:: TASK TO CARRY OUT ::
Could the data below be copied out in full, word for word?

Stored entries

★ ★ ★ ★

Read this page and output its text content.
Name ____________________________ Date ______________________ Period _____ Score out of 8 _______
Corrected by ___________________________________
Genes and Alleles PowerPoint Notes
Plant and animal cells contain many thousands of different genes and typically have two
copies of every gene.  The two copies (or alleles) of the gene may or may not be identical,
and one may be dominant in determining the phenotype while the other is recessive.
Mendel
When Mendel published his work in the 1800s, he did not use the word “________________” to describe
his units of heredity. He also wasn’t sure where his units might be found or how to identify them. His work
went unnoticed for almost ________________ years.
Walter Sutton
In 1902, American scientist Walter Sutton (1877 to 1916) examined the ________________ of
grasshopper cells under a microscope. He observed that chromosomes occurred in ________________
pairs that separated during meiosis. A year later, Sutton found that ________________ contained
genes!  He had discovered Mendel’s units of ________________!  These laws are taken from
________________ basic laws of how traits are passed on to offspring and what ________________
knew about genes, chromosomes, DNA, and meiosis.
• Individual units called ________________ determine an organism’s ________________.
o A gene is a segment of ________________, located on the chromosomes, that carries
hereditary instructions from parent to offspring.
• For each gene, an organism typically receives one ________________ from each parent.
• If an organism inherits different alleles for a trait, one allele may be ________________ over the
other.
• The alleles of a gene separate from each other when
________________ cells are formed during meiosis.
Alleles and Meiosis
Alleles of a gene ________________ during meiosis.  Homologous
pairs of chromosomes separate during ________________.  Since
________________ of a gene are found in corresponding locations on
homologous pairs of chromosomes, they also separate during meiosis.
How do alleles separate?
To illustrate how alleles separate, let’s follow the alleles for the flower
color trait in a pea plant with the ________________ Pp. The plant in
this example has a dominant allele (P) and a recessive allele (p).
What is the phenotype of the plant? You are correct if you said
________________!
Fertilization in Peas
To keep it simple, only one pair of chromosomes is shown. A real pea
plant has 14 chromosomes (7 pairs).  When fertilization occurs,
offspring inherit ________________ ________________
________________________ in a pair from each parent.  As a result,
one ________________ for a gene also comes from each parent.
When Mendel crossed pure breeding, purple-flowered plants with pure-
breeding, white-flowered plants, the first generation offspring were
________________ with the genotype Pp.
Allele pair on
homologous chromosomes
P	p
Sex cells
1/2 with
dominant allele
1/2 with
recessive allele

★ ★ ★ ★

:: FINISHED EXERCISE ::
Read this page and output its text content.
Name ____________________________ Date ______________________ Period _____ Score out of 8 _______
Corrected by ___________________________________
Genes and Alleles PowerPoint Notes
Plant and animal cells contain many thousands of different genes and typically have two
copies of every gene.  The two copies (or alleles) of the gene may or may not be identical,
and one may be dominant in determining the phenotype while the other is recessive.
Mendel
When Mendel published his work in the 1800s, he did not use the word “________________” to describe
his units of heredity. He also wasn’t sure where his units might be found or how to identify them. His work
went unnoticed for almost ________________ years.
Walter Sutton
In 1902, American scientist Walter Sutton (1877 to 1916) examined the ________________ of
grasshopper cells under a microscope. He observed that chromosomes occurred in ________________
pairs that separated during meiosis. A year later, Sutton found that ________________ contained
genes!  He had discovered Mendel’s units of ________________!  These laws are taken from
________________ basic laws of how traits are passed on to offspring and what ________________
knew about genes, chromosomes, DNA, and meiosis.
• Individual units called ________________ determine an organism’s ________________.
o A gene is a segment of ________________, located on the chromosomes, that carries
hereditary instructions from parent to offspring.
• For each gene, an organism typically receives one ________________ from each parent.
• If an organism inherits different alleles for a trait, one allele may be ________________ over the
other.
• The alleles of a gene separate from each other when
________________ cells are formed during meiosis.
Alleles and Meiosis
Alleles of a gene ________________ during meiosis.  Homologous
pairs of chromosomes separate during ________________.  Since
________________ of a gene are found in corresponding locations on
homologous pairs of chromosomes, they also separate during meiosis.
How do alleles separate?
To illustrate how alleles separate, let’s follow the alleles for the flower
color trait in a pea plant with the ________________ Pp. The plant in
this example has a dominant allele (P) and a recessive allele (p).
What is the phenotype of the plant? You are correct if you said
________________!
Fertilization in Peas
To keep it simple, only one pair of chromosomes is shown. A real pea
plant has 14 chromosomes (7 pairs).  When fertilization occurs,
offspring inherit ________________ ________________
________________________ in a pair from each parent.  As a result,
one ________________ for a gene also comes from each parent.
When Mendel crossed pure breeding, purple-flowered plants with pure-
breeding, white-flowered plants, the first generation offspring were
________________ with the genotype Pp.
Allele pair on
homologous chromosomes
P	p
Sex cells
1/2 with
dominant allele
1/2 with
recessive allele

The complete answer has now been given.